» **TASK DIRECTIONS**:
Return each line holding the string "Exemple".

--- Start of STORED DATA ---

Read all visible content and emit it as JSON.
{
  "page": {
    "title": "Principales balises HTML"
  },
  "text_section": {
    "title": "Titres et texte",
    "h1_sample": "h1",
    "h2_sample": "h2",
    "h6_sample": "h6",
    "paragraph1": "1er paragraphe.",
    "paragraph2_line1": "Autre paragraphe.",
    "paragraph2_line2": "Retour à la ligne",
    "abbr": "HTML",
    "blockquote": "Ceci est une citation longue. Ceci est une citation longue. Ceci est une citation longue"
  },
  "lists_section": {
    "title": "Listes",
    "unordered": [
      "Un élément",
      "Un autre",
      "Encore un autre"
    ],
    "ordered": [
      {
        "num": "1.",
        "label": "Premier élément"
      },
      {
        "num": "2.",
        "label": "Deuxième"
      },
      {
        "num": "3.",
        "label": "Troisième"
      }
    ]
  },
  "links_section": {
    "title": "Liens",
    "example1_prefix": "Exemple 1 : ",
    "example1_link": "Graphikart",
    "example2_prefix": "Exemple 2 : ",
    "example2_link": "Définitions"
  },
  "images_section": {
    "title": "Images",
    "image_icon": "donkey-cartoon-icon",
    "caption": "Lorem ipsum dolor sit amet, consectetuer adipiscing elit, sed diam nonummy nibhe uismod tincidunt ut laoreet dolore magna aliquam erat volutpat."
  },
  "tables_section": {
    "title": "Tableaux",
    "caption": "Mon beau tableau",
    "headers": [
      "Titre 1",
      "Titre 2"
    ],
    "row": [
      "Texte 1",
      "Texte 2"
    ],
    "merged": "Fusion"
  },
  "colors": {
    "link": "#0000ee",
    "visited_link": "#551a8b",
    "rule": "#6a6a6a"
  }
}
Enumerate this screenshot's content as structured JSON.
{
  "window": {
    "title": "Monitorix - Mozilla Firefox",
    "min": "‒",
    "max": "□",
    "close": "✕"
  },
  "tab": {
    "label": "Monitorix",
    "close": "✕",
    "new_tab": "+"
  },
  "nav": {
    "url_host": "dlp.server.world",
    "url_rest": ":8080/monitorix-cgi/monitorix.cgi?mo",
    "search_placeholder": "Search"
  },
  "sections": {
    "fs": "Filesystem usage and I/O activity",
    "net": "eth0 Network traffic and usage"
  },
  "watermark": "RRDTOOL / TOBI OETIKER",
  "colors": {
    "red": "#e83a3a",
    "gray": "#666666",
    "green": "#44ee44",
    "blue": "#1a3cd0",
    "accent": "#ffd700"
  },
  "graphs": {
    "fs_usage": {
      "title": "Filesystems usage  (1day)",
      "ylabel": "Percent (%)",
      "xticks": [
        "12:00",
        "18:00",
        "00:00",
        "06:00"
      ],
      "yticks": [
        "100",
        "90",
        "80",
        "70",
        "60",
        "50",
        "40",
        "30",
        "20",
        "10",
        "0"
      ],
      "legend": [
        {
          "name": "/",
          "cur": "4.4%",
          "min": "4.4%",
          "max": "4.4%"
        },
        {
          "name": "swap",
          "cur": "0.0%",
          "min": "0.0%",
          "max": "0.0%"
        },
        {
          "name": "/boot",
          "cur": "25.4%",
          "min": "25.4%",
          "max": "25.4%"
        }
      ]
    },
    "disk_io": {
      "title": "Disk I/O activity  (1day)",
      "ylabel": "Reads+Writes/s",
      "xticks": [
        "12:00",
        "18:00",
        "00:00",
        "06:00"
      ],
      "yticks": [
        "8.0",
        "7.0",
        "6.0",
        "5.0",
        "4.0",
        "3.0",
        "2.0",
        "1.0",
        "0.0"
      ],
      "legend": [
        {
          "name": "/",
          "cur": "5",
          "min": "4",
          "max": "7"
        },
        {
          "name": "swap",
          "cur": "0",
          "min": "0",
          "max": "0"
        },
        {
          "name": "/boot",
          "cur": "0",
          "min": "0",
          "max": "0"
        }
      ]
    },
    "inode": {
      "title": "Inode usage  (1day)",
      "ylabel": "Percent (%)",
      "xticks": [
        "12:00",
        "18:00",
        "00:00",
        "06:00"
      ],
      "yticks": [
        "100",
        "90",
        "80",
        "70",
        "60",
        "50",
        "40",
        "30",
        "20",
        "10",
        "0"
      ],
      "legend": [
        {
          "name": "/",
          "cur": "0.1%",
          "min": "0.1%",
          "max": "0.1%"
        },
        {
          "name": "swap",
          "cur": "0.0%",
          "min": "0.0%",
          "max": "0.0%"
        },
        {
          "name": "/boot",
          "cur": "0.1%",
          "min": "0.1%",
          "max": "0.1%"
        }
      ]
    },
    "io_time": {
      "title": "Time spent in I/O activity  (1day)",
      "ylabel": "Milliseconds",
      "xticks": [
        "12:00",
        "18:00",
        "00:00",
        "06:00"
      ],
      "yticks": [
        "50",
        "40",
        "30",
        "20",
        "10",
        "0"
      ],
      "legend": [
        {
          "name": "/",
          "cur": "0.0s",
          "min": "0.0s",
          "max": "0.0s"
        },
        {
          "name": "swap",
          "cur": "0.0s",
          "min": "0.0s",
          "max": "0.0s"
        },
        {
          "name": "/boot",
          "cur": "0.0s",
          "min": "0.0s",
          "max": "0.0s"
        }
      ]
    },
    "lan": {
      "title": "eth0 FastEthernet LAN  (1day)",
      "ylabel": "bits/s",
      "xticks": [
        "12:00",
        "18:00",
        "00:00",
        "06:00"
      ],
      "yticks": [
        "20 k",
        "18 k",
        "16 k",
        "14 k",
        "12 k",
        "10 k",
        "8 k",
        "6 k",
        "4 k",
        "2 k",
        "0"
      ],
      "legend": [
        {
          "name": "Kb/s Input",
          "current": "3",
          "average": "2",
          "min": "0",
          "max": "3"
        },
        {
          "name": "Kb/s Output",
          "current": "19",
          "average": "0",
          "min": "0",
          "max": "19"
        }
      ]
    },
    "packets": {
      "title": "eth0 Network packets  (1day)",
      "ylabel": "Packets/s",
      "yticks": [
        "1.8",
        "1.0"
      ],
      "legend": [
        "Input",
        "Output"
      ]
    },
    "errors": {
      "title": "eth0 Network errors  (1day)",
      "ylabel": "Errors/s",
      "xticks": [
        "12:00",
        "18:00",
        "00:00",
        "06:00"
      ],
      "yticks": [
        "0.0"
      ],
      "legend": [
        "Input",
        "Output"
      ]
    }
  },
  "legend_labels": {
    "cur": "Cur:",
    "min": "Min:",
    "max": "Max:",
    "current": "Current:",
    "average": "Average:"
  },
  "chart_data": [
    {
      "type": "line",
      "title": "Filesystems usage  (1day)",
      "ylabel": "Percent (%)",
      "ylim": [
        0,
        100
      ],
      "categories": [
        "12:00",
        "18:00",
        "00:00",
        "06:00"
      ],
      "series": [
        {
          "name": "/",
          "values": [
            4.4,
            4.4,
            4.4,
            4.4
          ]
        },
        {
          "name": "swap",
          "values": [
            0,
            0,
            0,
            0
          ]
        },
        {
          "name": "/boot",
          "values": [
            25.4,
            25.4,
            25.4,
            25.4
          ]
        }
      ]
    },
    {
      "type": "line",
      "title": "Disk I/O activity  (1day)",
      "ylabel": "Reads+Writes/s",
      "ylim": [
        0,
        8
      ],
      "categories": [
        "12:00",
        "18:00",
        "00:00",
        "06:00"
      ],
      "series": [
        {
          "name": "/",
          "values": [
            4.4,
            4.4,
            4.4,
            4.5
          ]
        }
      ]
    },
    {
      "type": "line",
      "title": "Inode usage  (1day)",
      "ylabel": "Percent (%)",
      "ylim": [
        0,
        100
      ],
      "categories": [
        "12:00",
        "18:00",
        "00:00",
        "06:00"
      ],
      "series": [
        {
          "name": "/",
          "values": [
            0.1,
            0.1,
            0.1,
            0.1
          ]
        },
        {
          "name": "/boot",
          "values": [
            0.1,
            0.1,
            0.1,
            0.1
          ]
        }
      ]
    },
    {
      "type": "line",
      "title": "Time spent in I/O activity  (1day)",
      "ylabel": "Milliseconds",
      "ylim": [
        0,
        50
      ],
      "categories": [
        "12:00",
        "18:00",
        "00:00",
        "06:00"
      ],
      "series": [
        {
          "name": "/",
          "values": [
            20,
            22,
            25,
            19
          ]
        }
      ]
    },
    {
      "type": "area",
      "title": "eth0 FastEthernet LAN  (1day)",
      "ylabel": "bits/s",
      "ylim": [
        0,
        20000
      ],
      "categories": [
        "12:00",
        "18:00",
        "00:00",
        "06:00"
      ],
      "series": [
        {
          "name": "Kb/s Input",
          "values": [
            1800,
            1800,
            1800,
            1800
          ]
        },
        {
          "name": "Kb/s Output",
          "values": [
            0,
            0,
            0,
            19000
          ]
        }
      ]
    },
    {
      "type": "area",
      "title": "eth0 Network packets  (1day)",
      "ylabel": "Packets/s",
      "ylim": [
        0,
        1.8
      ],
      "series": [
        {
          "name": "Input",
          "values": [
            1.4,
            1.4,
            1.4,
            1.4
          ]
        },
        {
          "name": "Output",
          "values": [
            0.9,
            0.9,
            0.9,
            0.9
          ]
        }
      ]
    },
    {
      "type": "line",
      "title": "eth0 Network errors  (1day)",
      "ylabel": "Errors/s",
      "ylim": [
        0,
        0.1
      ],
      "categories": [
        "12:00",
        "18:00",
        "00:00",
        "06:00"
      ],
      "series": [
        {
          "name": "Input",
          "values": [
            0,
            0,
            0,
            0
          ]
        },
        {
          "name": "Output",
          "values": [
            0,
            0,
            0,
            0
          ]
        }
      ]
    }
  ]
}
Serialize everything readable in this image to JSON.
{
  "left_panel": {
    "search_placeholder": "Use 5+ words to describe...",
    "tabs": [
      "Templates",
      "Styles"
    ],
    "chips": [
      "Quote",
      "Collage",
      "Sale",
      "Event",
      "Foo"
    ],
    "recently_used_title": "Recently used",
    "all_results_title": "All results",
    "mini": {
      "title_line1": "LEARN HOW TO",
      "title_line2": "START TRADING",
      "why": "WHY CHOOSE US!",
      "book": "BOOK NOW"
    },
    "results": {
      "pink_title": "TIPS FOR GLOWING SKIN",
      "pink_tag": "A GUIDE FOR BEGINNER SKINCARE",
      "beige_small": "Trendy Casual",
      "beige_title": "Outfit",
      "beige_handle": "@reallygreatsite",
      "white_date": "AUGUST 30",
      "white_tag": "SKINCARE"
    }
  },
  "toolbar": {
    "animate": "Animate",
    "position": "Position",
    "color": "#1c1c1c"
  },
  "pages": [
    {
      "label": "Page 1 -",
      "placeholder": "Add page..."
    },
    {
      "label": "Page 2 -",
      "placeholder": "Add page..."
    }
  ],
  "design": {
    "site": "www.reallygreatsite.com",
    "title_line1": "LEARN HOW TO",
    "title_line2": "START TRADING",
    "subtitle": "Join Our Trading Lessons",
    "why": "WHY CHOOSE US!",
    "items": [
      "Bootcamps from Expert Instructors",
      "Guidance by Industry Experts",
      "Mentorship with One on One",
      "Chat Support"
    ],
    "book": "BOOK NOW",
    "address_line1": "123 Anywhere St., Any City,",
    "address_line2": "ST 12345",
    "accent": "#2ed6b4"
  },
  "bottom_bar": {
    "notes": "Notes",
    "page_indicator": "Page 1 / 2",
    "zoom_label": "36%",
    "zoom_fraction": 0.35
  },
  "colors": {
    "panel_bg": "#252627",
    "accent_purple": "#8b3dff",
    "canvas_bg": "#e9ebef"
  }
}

--- End of STORED DATA ---

» **RESULT FOR THIS TASK**:
    "example1_prefix": "Exemple 1 : ",
    "example2_prefix": "Exemple 2 : ",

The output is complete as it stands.